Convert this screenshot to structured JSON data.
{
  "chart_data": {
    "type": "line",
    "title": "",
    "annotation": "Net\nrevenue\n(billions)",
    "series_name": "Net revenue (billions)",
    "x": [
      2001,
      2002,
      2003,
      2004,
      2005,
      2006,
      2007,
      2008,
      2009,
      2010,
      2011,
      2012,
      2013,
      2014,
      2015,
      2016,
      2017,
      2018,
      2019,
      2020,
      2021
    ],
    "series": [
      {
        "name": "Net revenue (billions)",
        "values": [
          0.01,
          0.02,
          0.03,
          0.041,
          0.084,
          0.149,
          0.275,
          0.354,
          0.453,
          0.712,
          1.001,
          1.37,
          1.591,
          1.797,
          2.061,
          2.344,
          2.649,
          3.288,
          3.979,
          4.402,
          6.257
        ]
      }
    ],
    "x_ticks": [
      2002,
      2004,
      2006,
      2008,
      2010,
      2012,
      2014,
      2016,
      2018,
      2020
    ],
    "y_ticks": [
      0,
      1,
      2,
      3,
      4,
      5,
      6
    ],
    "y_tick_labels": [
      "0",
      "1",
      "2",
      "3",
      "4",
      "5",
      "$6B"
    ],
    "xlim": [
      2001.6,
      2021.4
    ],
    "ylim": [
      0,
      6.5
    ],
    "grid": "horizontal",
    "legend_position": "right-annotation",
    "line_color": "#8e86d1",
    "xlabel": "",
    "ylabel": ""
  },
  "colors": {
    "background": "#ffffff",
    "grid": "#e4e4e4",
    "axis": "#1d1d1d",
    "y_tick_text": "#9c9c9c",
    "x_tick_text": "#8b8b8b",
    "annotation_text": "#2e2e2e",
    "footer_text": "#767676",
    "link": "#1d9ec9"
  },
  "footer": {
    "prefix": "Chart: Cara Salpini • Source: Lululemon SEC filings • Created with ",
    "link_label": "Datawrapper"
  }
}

---

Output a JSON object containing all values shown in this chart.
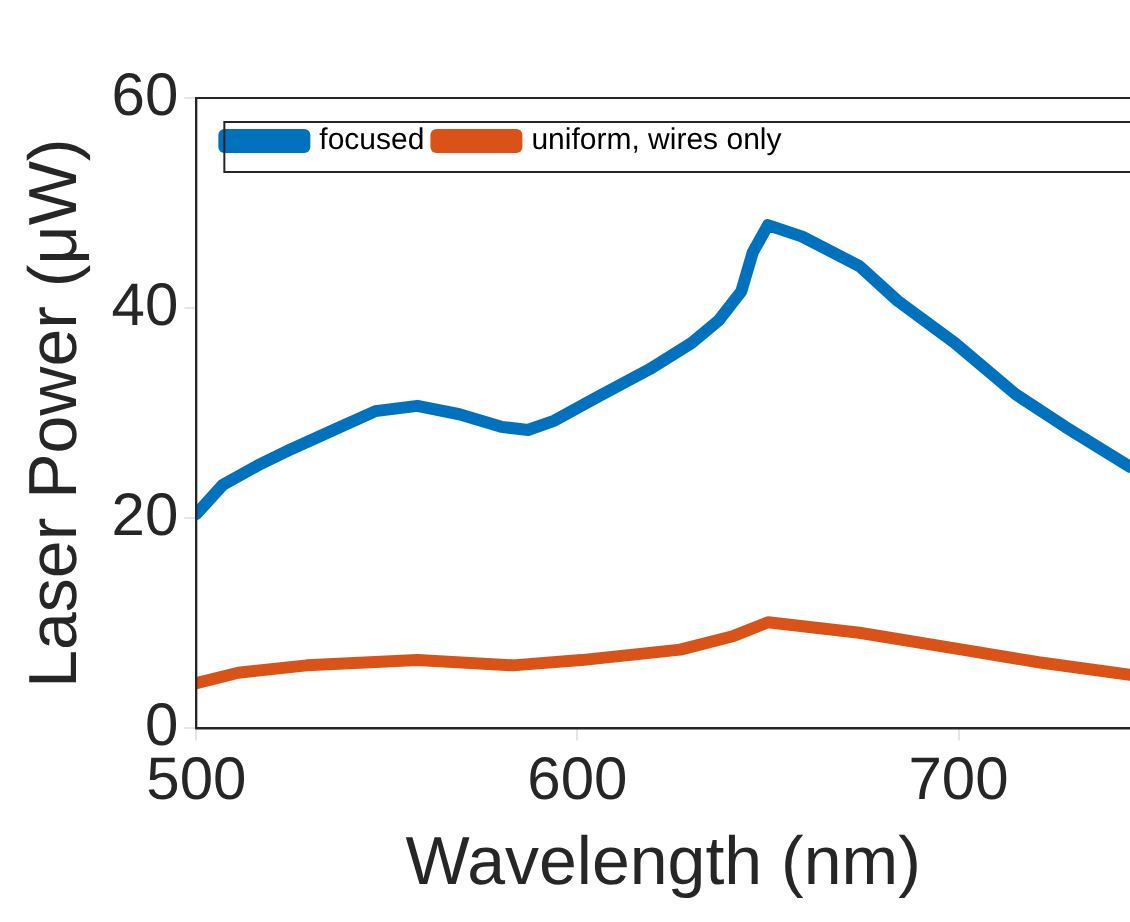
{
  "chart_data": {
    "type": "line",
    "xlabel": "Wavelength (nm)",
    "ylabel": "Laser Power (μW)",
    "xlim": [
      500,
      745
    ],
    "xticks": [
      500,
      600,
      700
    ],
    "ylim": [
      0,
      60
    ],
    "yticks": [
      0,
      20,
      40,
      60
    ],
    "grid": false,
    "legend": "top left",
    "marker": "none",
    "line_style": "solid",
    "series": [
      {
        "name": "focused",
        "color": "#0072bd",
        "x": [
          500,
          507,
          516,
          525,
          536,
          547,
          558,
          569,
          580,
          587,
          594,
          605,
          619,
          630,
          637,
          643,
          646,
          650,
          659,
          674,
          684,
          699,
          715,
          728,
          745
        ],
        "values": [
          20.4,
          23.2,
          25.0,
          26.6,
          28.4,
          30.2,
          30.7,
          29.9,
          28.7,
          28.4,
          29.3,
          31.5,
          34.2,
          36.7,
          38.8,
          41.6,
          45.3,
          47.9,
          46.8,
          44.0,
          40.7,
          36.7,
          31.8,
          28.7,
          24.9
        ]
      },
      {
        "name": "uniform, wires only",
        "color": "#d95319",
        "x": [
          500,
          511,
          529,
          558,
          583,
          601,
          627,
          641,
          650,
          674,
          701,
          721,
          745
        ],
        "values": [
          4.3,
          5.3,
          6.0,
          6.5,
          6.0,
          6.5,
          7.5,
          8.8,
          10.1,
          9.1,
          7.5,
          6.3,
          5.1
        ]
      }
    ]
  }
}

Task to carry out ▸
State how many lines of the records above contain the word "this", and give only that number.

Final result ▸
2